* **Short exercise**:
Copy out the data exactly, leaving the pictures behind.

* **Entries**:
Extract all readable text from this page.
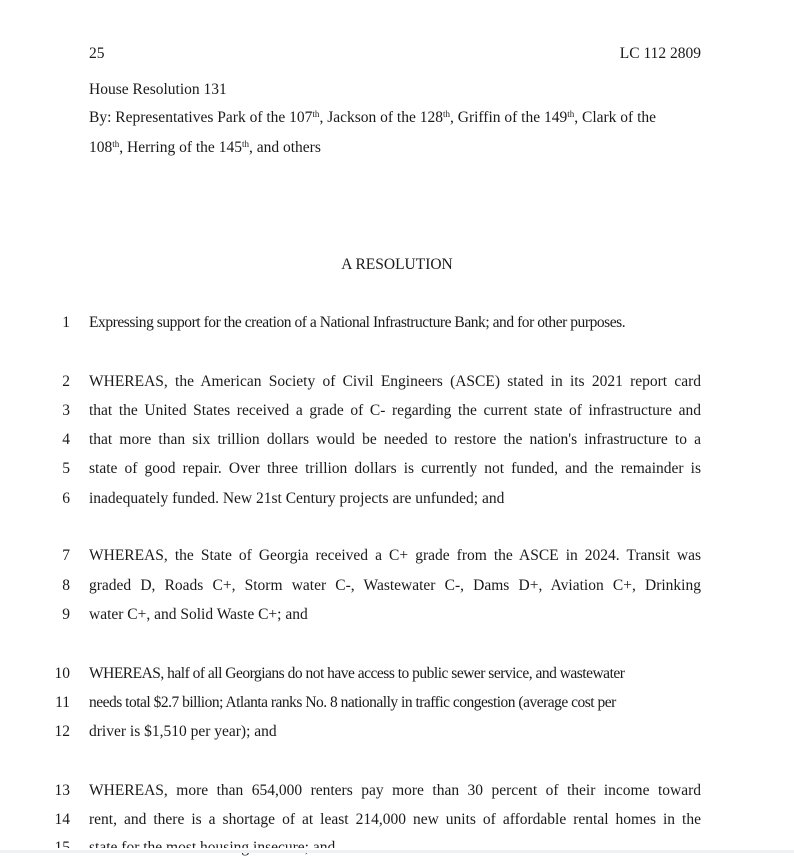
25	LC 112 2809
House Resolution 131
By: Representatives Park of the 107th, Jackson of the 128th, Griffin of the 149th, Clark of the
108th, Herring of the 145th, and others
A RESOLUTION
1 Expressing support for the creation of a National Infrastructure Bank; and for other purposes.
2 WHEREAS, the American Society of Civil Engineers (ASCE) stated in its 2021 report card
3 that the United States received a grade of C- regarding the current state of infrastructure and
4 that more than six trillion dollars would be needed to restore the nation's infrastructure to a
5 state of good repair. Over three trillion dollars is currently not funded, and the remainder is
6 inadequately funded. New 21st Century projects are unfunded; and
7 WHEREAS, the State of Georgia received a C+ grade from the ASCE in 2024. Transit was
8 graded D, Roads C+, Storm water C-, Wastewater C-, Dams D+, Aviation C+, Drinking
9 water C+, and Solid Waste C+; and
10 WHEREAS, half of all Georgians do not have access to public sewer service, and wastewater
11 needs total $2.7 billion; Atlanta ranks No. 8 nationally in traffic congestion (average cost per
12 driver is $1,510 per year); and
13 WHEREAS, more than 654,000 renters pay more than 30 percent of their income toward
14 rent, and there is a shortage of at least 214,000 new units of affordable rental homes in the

* **Answer to the task**:
Extract all readable text from this page.
25	LC 112 2809
House Resolution 131
By: Representatives Park of the 107th, Jackson of the 128th, Griffin of the 149th, Clark of the
108th, Herring of the 145th, and others
A RESOLUTION
1 Expressing support for the creation of a National Infrastructure Bank; and for other purposes.
2 WHEREAS, the American Society of Civil Engineers (ASCE) stated in its 2021 report card
3 that the United States received a grade of C- regarding the current state of infrastructure and
4 that more than six trillion dollars would be needed to restore the nation's infrastructure to a
5 state of good repair. Over three trillion dollars is currently not funded, and the remainder is
6 inadequately funded. New 21st Century projects are unfunded; and
7 WHEREAS, the State of Georgia received a C+ grade from the ASCE in 2024. Transit was
8 graded D, Roads C+, Storm water C-, Wastewater C-, Dams D+, Aviation C+, Drinking
9 water C+, and Solid Waste C+; and
10 WHEREAS, half of all Georgians do not have access to public sewer service, and wastewater
11 needs total $2.7 billion; Atlanta ranks No. 8 nationally in traffic congestion (average cost per
12 driver is $1,510 per year); and
13 WHEREAS, more than 654,000 renters pay more than 30 percent of their income toward
14 rent, and there is a shortage of at least 214,000 new units of affordable rental homes in the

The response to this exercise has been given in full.